- **Task instructions**: Please copy all the lines that follow, word for word.

[Records about charts and figures]
--- start ---
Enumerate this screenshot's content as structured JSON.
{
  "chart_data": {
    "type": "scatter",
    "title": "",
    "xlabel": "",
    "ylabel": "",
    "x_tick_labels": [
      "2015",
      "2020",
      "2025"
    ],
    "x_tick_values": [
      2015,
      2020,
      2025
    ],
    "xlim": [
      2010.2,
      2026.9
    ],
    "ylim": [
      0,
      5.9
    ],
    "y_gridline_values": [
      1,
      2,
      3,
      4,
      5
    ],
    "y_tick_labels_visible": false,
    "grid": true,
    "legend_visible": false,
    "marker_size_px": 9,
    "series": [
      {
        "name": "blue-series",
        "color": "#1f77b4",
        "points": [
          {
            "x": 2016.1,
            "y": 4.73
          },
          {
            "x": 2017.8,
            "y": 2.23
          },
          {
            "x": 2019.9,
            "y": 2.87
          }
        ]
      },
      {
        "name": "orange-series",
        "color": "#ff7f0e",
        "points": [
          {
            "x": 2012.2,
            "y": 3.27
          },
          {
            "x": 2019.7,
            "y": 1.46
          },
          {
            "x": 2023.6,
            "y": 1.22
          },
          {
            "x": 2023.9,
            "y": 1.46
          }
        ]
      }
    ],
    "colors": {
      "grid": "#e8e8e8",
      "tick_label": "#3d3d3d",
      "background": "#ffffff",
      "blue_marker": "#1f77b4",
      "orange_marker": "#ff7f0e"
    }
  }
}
--- end ---
- **Exercise response**:
Enumerate this screenshot's content as structured JSON.
{
  "chart_data": {
    "type": "scatter",
    "title": "",
    "xlabel": "",
    "ylabel": "",
    "x_tick_labels": [
      "2015",
      "2020",
      "2025"
    ],
    "x_tick_values": [
      2015,
      2020,
      2025
    ],
    "xlim": [
      2010.2,
      2026.9
    ],
    "ylim": [
      0,
      5.9
    ],
    "y_gridline_values": [
      1,
      2,
      3,
      4,
      5
    ],
    "y_tick_labels_visible": false,
    "grid": true,
    "legend_visible": false,
    "marker_size_px": 9,
    "series": [
      {
        "name": "blue-series",
        "color": "#1f77b4",
        "points": [
          {
            "x": 2016.1,
            "y": 4.73
          },
          {
            "x": 2017.8,
            "y": 2.23
          },
          {
            "x": 2019.9,
            "y": 2.87
          }
        ]
      },
      {
        "name": "orange-series",
        "color": "#ff7f0e",
        "points": [
          {
            "x": 2012.2,
            "y": 3.27
          },
          {
            "x": 2019.7,
            "y": 1.46
          },
          {
            "x": 2023.6,
            "y": 1.22
          },
          {
            "x": 2023.9,
            "y": 1.46
          }
        ]
      }
    ],
    "colors": {
      "grid": "#e8e8e8",
      "tick_label": "#3d3d3d",
      "background": "#ffffff",
      "blue_marker": "#1f77b4",
      "orange_marker": "#ff7f0e"
    }
  }
}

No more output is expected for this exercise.